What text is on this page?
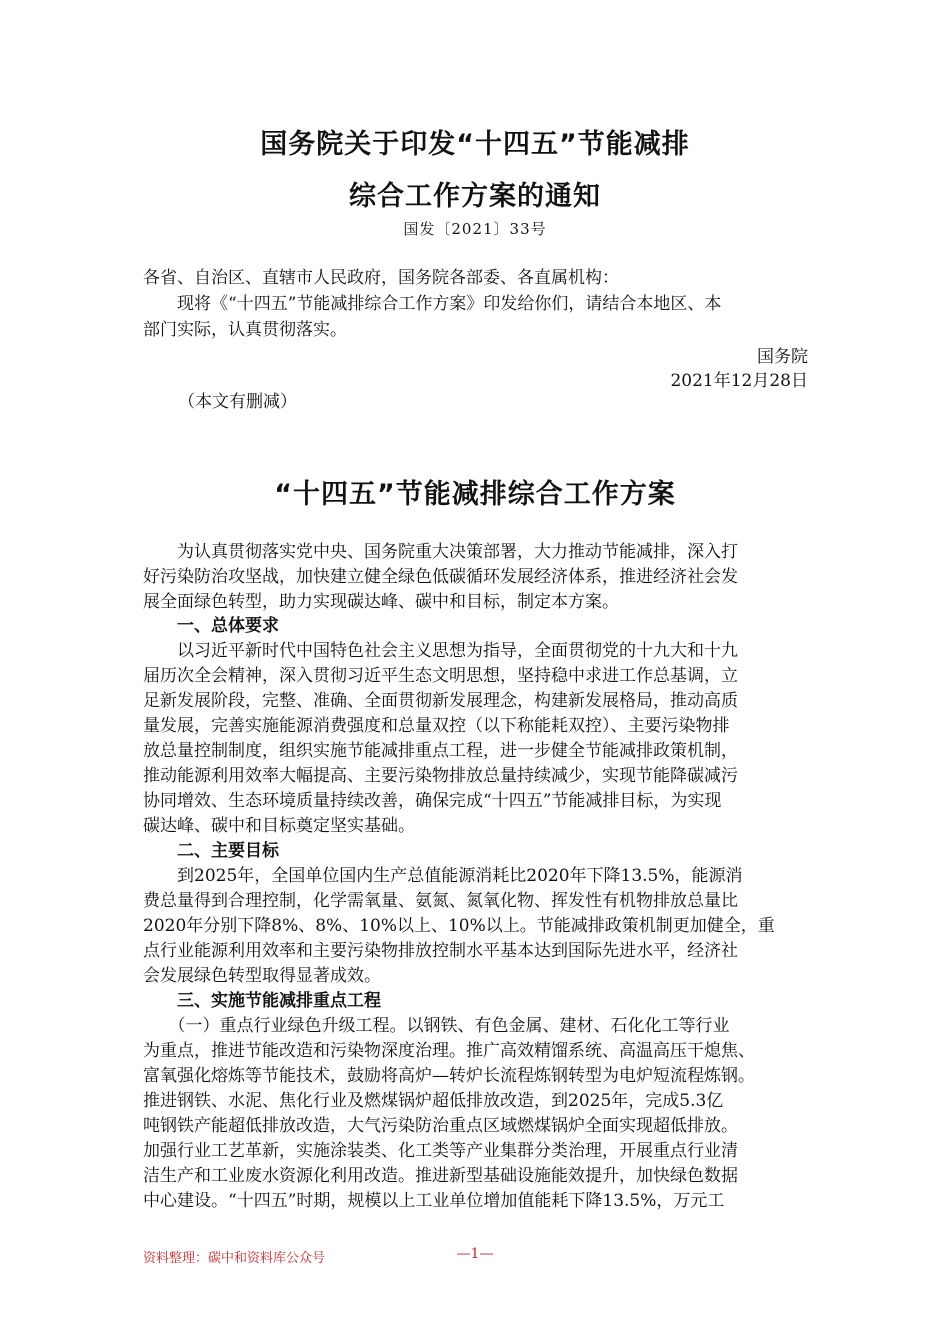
国务院关于印发“十四五”节能减排
综合工作方案的通知
国发〔2021〕33号
各省、自治区、直辖市人民政府，国务院各部委、各直属机构：
　　现将《“十四五”节能减排综合工作方案》印发给你们，请结合本地区、本
部门实际，认真贯彻落实。
国务院
2021年12月28日
（本文有删减）
“十四五”节能减排综合工作方案
　　为认真贯彻落实党中央、国务院重大决策部署，大力推动节能减排，深入打
好污染防治攻坚战，加快建立健全绿色低碳循环发展经济体系，推进经济社会发
展全面绿色转型，助力实现碳达峰、碳中和目标，制定本方案。
　　一、总体要求
　　以习近平新时代中国特色社会主义思想为指导，全面贯彻党的十九大和十九
届历次全会精神，深入贯彻习近平生态文明思想，坚持稳中求进工作总基调，立
足新发展阶段，完整、准确、全面贯彻新发展理念，构建新发展格局，推动高质
量发展，完善实施能源消费强度和总量双控（以下称能耗双控）、主要污染物排
放总量控制制度，组织实施节能减排重点工程，进一步健全节能减排政策机制，
推动能源利用效率大幅提高、主要污染物排放总量持续减少，实现节能降碳减污
协同增效、生态环境质量持续改善，确保完成“十四五”节能减排目标，为实现
碳达峰、碳中和目标奠定坚实基础。
　　二、主要目标
　　到2025年，全国单位国内生产总值能源消耗比2020年下降13.5%，能源消
费总量得到合理控制，化学需氧量、氨氮、氮氧化物、挥发性有机物排放总量比
2020年分别下降8%、8%、10%以上、10%以上。节能减排政策机制更加健全，重
点行业能源利用效率和主要污染物排放控制水平基本达到国际先进水平，经济社
会发展绿色转型取得显著成效。
　　三、实施节能减排重点工程
　　（一）重点行业绿色升级工程。以钢铁、有色金属、建材、石化化工等行业
为重点，推进节能改造和污染物深度治理。推广高效精馏系统、高温高压干熄焦、
富氧强化熔炼等节能技术，鼓励将高炉—转炉长流程炼钢转型为电炉短流程炼钢。
推进钢铁、水泥、焦化行业及燃煤锅炉超低排放改造，到2025年，完成5.3亿
吨钢铁产能超低排放改造，大气污染防治重点区域燃煤锅炉全面实现超低排放。
加强行业工艺革新，实施涂装类、化工类等产业集群分类治理，开展重点行业清
洁生产和工业废水资源化利用改造。推进新型基础设施能效提升，加快绿色数据
中心建设。“十四五”时期，规模以上工业单位增加值能耗下降13.5%，万元工
资料整理：碳中和资料库公众号	—1—
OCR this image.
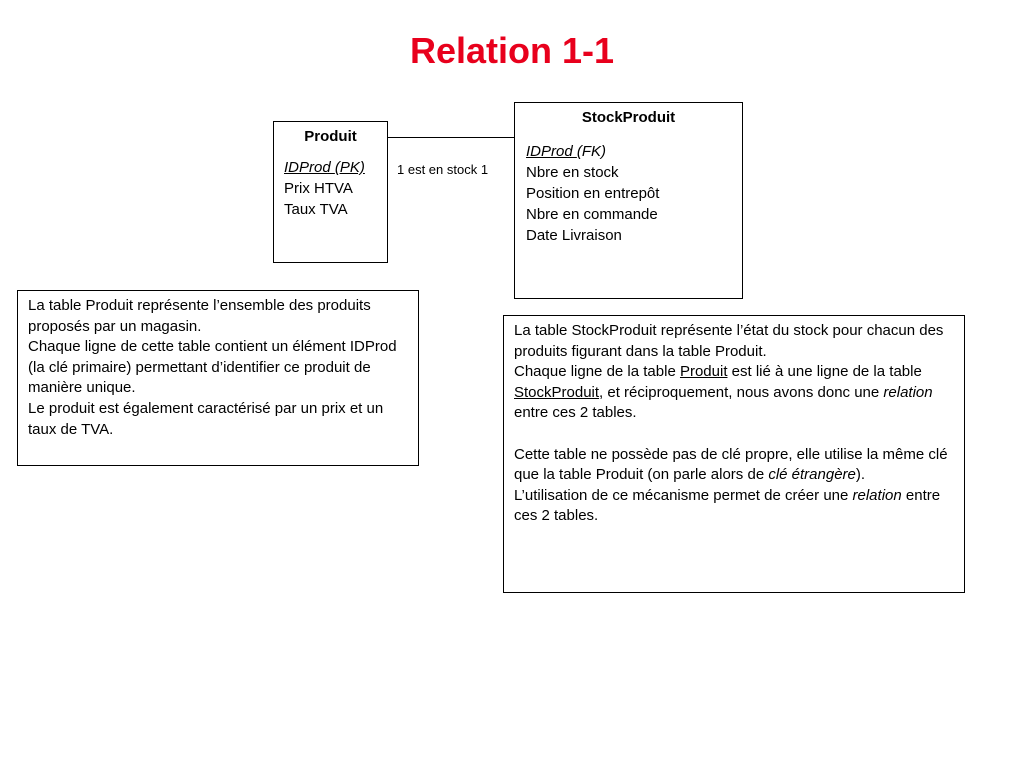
Relation 1-1
Produit
IDProd (PK)
Prix HTVA
Taux TVA
1 est en stock 1
StockProduit
IDProd (FK)
Nbre en stock
Position en entrepôt
Nbre en commande
Date Livraison

La table Produit représente l’ensemble des produits proposés par un magasin.

Chaque ligne de cette table contient un élément IDProd (la clé primaire) permettant d’identifier ce produit de manière unique.

Le produit est également caractérisé par un prix et un taux de TVA.

La table StockProduit représente l’état du stock pour chacun des produits figurant dans la table Produit.

Chaque ligne de la table Produit est lié à une ligne de la table StockProduit, et réciproquement, nous avons donc une relation entre ces 2 tables.

Cette table ne possède pas de clé propre, elle utilise la même clé que la table Produit (on parle alors de clé étrangère).

L’utilisation de ce mécanisme permet de créer une relation entre ces 2 tables.
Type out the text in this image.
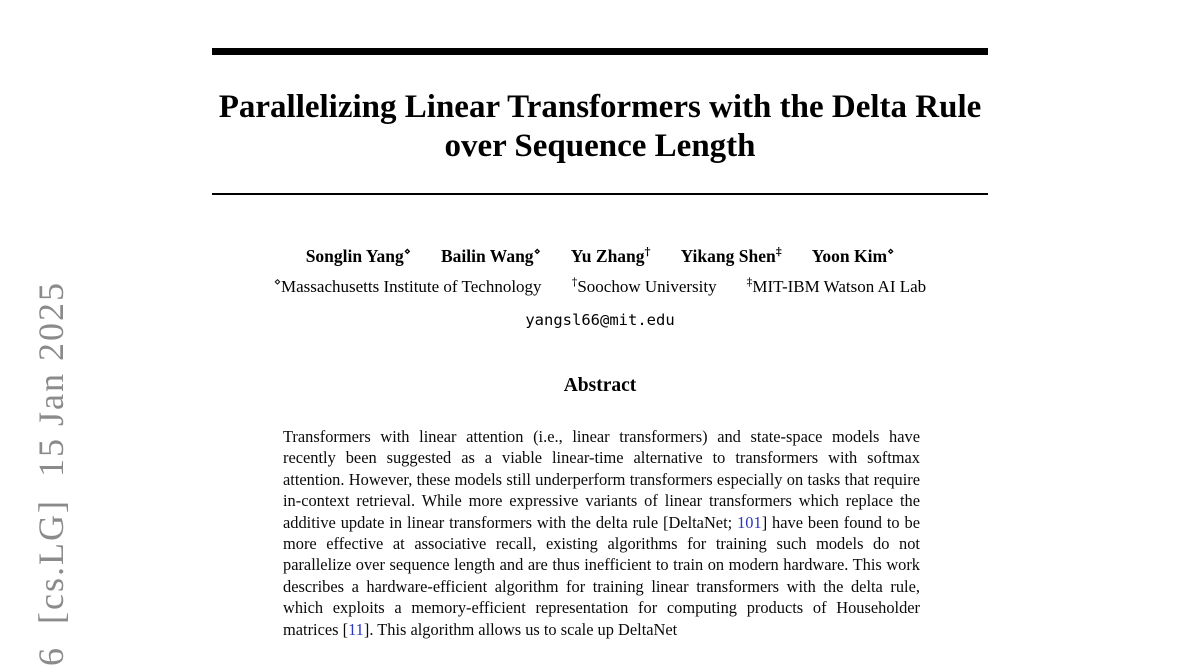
6  [cs.LG]  15 Jan 2025
Parallelizing Linear Transformers with the Delta Rule
over Sequence Length
Songlin Yang⋄ Bailin Wang⋄ Yu Zhang† Yikang Shen‡ Yoon Kim⋄
⋄Massachusetts Institute of Technology	†Soochow University	‡MIT-IBM Watson AI Lab
yangsl66@mit.edu
Abstract

Transformers with linear attention (i.e., linear transformers) and state-space models have recently been suggested as a viable linear-time alternative to transformers with softmax attention. However, these models still underperform transformers especially on tasks that require in-context retrieval. While more expressive variants of linear transformers which replace the additive update in linear transformers with the delta rule [DeltaNet; 101] have been found to be more effective at associative recall, existing algorithms for training such models do not parallelize over sequence length and are thus inefficient to train on modern hardware. This work describes a hardware-efficient algorithm for training linear transformers with the delta rule, which exploits a memory-efficient representation for computing products of Householder matrices [11]. This algorithm allows us to scale up DeltaNet
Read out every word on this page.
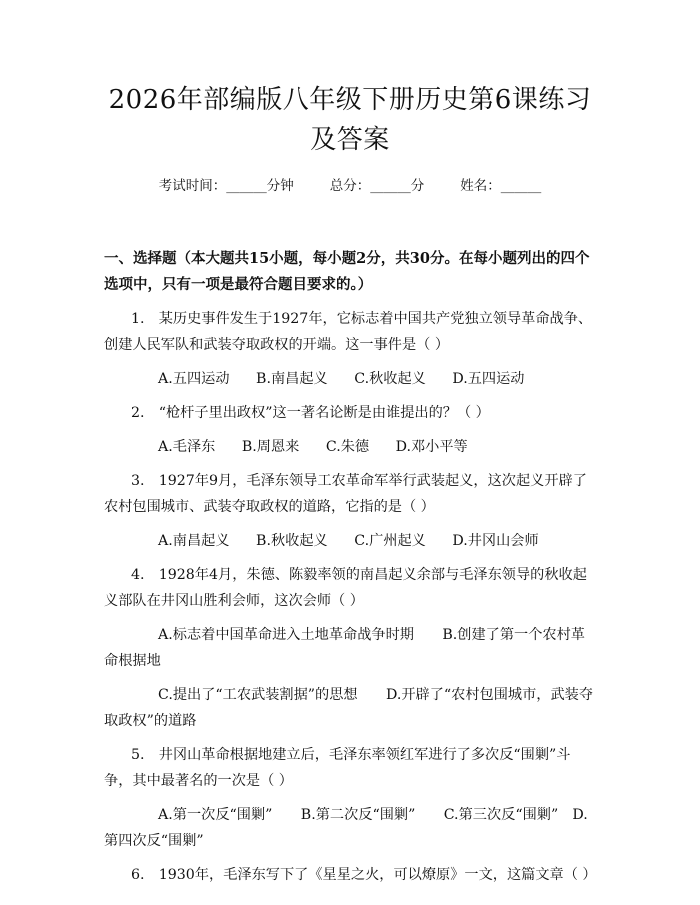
2026年部编版八年级下册历史第6课练习及答案
考试时间：______分钟	总分：______分	姓名：______
一、选择题（本大题共15小题，每小题2分，共30分。在每小题列出的四个选项中，只有一项是最符合题目要求的。）

1.　某历史事件发生于1927年，它标志着中国共产党独立领导革命战争、创建人民军队和武装夺取政权的开端。这一事件是（ ）

A.五四运动 B.南昌起义 C.秋收起义 D.五四运动

2.　“枪杆子里出政权”这一著名论断是由谁提出的？（ ）

A.毛泽东 B.周恩来 C.朱德 D.邓小平等

3.　1927年9月，毛泽东领导工农革命军举行武装起义，这次起义开辟了农村包围城市、武装夺取政权的道路，它指的是（ ）

A.南昌起义 B.秋收起义 C.广州起义 D.井冈山会师

4.　1928年4月，朱德、陈毅率领的南昌起义余部与毛泽东领导的秋收起义部队在井冈山胜利会师，这次会师（ ）

A.标志着中国革命进入土地革命战争时期　　B.创建了第一个农村革命根据地

C.提出了“工农武装割据”的思想　　D.开辟了“农村包围城市，武装夺取政权”的道路

5.　井冈山革命根据地建立后，毛泽东率领红军进行了多次反“围剿”斗争，其中最著名的一次是（ ）

A.第一次反“围剿”　　B.第二次反“围剿”　　C.第三次反“围剿”　D.第四次反“围剿”

6.　1930年，毛泽东写下了《星星之火，可以燎原》一文，这篇文章（ ）
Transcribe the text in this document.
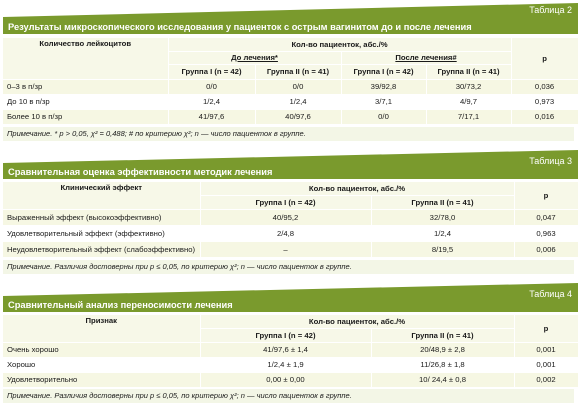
Таблица 2
Результаты микроскопического исследования у пациенток с острым вагинитом до и после лечения
Количество лейкоцитов	Кол-во пациенток, абс./%				p
	До лечения*		После лечения#		
	Группа I (n = 42)	Группа II (n = 41)	Группа I (n = 42)	Группа II (n = 41)	
0–3 в п/зр	0/0	0/0	39/92,8	30/73,2	0,036
До 10 в п/зр	1/2,4	1/2,4	3/7,1	4/9,7	0,973
Более 10 в п/зр	41/97,6	40/97,6	0/0	7/17,1	0,016
Примечание. * p > 0,05, χ² = 0,488; # по критерию χ²; n — число пациенток в группе.
Таблица 3
Сравнительная оценка эффективности методик лечения
Клинический эффект	Кол-во пациенток, абс./%		p
	Группа I (n = 42)	Группа II (n = 41)	
Выраженный эффект (высокоэффективно)	40/95,2	32/78,0	0,047
Удовлетворительный эффект (эффективно)	2/4,8	1/2,4	0,963
Неудовлетворительный эффект (слабоэффективно)	–	8/19,5	0,006
Примечание. Различия достоверны при p ≤ 0,05, по критерию χ²; n — число пациенток в группе.
Таблица 4
Сравнительный анализ переносимости лечения
Признак	Кол-во пациенток, абс./%		p
	Группа I (n = 42)	Группа II (n = 41)	
Очень хорошо	41/97,6 ± 1,4	20/48,9 ± 2,8	0,001
Хорошо	1/2,4 ± 1,9	11/26,8 ± 1,8	0,001
Удовлетворительно	0,00 ± 0,00	10/ 24,4 ± 0,8	0,002
Примечание. Различия достоверны при p ≤ 0,05, по критерию χ²; n — число пациенток в группе.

*****

TASK TO CARRY OUT. Write out each line of the data exactly; the images should be left out.

WORKED SOLUTION.
What text is on this page?
国务院关于印发“十四五”节能减排
综合工作方案的通知
国发〔2021〕33号
各省、自治区、直辖市人民政府，国务院各部委、各直属机构：
　　现将《“十四五”节能减排综合工作方案》印发给你们，请结合本地区、本
部门实际，认真贯彻落实。
国务院
2021年12月28日
（本文有删减）
“十四五”节能减排综合工作方案
　　为认真贯彻落实党中央、国务院重大决策部署，大力推动节能减排，深入打
好污染防治攻坚战，加快建立健全绿色低碳循环发展经济体系，推进经济社会发
展全面绿色转型，助力实现碳达峰、碳中和目标，制定本方案。
　　一、总体要求
　　以习近平新时代中国特色社会主义思想为指导，全面贯彻党的十九大和十九
届历次全会精神，深入贯彻习近平生态文明思想，坚持稳中求进工作总基调，立
足新发展阶段，完整、准确、全面贯彻新发展理念，构建新发展格局，推动高质
量发展，完善实施能源消费强度和总量双控（以下称能耗双控）、主要污染物排
放总量控制制度，组织实施节能减排重点工程，进一步健全节能减排政策机制，
推动能源利用效率大幅提高、主要污染物排放总量持续减少，实现节能降碳减污
协同增效、生态环境质量持续改善，确保完成“十四五”节能减排目标，为实现
碳达峰、碳中和目标奠定坚实基础。
　　二、主要目标
　　到2025年，全国单位国内生产总值能源消耗比2020年下降13.5%，能源消
费总量得到合理控制，化学需氧量、氨氮、氮氧化物、挥发性有机物排放总量比
2020年分别下降8%、8%、10%以上、10%以上。节能减排政策机制更加健全，重
点行业能源利用效率和主要污染物排放控制水平基本达到国际先进水平，经济社
会发展绿色转型取得显著成效。
　　三、实施节能减排重点工程
　　（一）重点行业绿色升级工程。以钢铁、有色金属、建材、石化化工等行业
为重点，推进节能改造和污染物深度治理。推广高效精馏系统、高温高压干熄焦、
富氧强化熔炼等节能技术，鼓励将高炉—转炉长流程炼钢转型为电炉短流程炼钢。
推进钢铁、水泥、焦化行业及燃煤锅炉超低排放改造，到2025年，完成5.3亿
吨钢铁产能超低排放改造，大气污染防治重点区域燃煤锅炉全面实现超低排放。
加强行业工艺革新，实施涂装类、化工类等产业集群分类治理，开展重点行业清
洁生产和工业废水资源化利用改造。推进新型基础设施能效提升，加快绿色数据
中心建设。“十四五”时期，规模以上工业单位增加值能耗下降13.5%，万元工
资料整理：碳中和资料库公众号	—1—
OCR this image.
Relation 1-1
Produit
IDProd (PK)
Prix HTVA
Taux TVA
1 est en stock 1
StockProduit
IDProd (FK)
Nbre en stock
Position en entrepôt
Nbre en commande
Date Livraison

La table Produit représente l’ensemble des produits proposés par un magasin.

Chaque ligne de cette table contient un élément IDProd (la clé primaire) permettant d’identifier ce produit de manière unique.

Le produit est également caractérisé par un prix et un taux de TVA.

La table StockProduit représente l’état du stock pour chacun des produits figurant dans la table Produit.

Chaque ligne de la table Produit est lié à une ligne de la table StockProduit, et réciproquement, nous avons donc une relation entre ces 2 tables.

Cette table ne possède pas de clé propre, elle utilise la même clé que la table Produit (on parle alors de clé étrangère).

L’utilisation de ce mécanisme permet de créer une relation entre ces 2 tables.
Type out the text in this image.
6  [cs.LG]  15 Jan 2025
Parallelizing Linear Transformers with the Delta Rule
over Sequence Length
Songlin Yang⋄ Bailin Wang⋄ Yu Zhang† Yikang Shen‡ Yoon Kim⋄
⋄Massachusetts Institute of Technology	†Soochow University	‡MIT-IBM Watson AI Lab
yangsl66@mit.edu
Abstract

Transformers with linear attention (i.e., linear transformers) and state-space models have recently been suggested as a viable linear-time alternative to transformers with softmax attention. However, these models still underperform transformers especially on tasks that require in-context retrieval. While more expressive variants of linear transformers which replace the additive update in linear transformers with the delta rule [DeltaNet; 101] have been found to be more effective at associative recall, existing algorithms for training such models do not parallelize over sequence length and are thus inefficient to train on modern hardware. This work describes a hardware-efficient algorithm for training linear transformers with the delta rule, which exploits a memory-efficient representation for computing products of Householder matrices [11]. This algorithm allows us to scale up DeltaNet
Read out every word on this page.
2026年部编版八年级下册历史第6课练习及答案
考试时间：______分钟	总分：______分	姓名：______
一、选择题（本大题共15小题，每小题2分，共30分。在每小题列出的四个选项中，只有一项是最符合题目要求的。）

1.　某历史事件发生于1927年，它标志着中国共产党独立领导革命战争、创建人民军队和武装夺取政权的开端。这一事件是（ ）

A.五四运动 B.南昌起义 C.秋收起义 D.五四运动

2.　“枪杆子里出政权”这一著名论断是由谁提出的？（ ）

A.毛泽东 B.周恩来 C.朱德 D.邓小平等

3.　1927年9月，毛泽东领导工农革命军举行武装起义，这次起义开辟了农村包围城市、武装夺取政权的道路，它指的是（ ）

A.南昌起义 B.秋收起义 C.广州起义 D.井冈山会师

4.　1928年4月，朱德、陈毅率领的南昌起义余部与毛泽东领导的秋收起义部队在井冈山胜利会师，这次会师（ ）

A.标志着中国革命进入土地革命战争时期　　B.创建了第一个农村革命根据地

C.提出了“工农武装割据”的思想　　D.开辟了“农村包围城市，武装夺取政权”的道路

5.　井冈山革命根据地建立后，毛泽东率领红军进行了多次反“围剿”斗争，其中最著名的一次是（ ）

A.第一次反“围剿”　　B.第二次反“围剿”　　C.第三次反“围剿”　D.第四次反“围剿”

6.　1930年，毛泽东写下了《星星之火，可以燎原》一文，这篇文章（ ）
Transcribe the text in this document.
Таблица 2
Результаты микроскопического исследования у пациенток с острым вагинитом до и после лечения
Количество лейкоцитов	Кол-во пациенток, абс./%				p
	До лечения*		После лечения#		
	Группа I (n = 42)	Группа II (n = 41)	Группа I (n = 42)	Группа II (n = 41)	
0–3 в п/зр	0/0	0/0	39/92,8	30/73,2	0,036
До 10 в п/зр	1/2,4	1/2,4	3/7,1	4/9,7	0,973
Более 10 в п/зр	41/97,6	40/97,6	0/0	7/17,1	0,016
Примечание. * p > 0,05, χ² = 0,488; # по критерию χ²; n — число пациенток в группе.
Таблица 3
Сравнительная оценка эффективности методик лечения
Клинический эффект	Кол-во пациенток, абс./%		p
	Группа I (n = 42)	Группа II (n = 41)	
Выраженный эффект (высокоэффективно)	40/95,2	32/78,0	0,047
Удовлетворительный эффект (эффективно)	2/4,8	1/2,4	0,963
Неудовлетворительный эффект (слабоэффективно)	–	8/19,5	0,006
Примечание. Различия достоверны при p ≤ 0,05, по критерию χ²; n — число пациенток в группе.
Таблица 4
Сравнительный анализ переносимости лечения
Признак	Кол-во пациенток, абс./%		p
	Группа I (n = 42)	Группа II (n = 41)	
Очень хорошо	41/97,6 ± 1,4	20/48,9 ± 2,8	0,001
Хорошо	1/2,4 ± 1,9	11/26,8 ± 1,8	0,001
Удовлетворительно	0,00 ± 0,00	10/ 24,4 ± 0,8	0,002
Примечание. Различия достоверны при p ≤ 0,05, по критерию χ²; n — число пациенток в группе.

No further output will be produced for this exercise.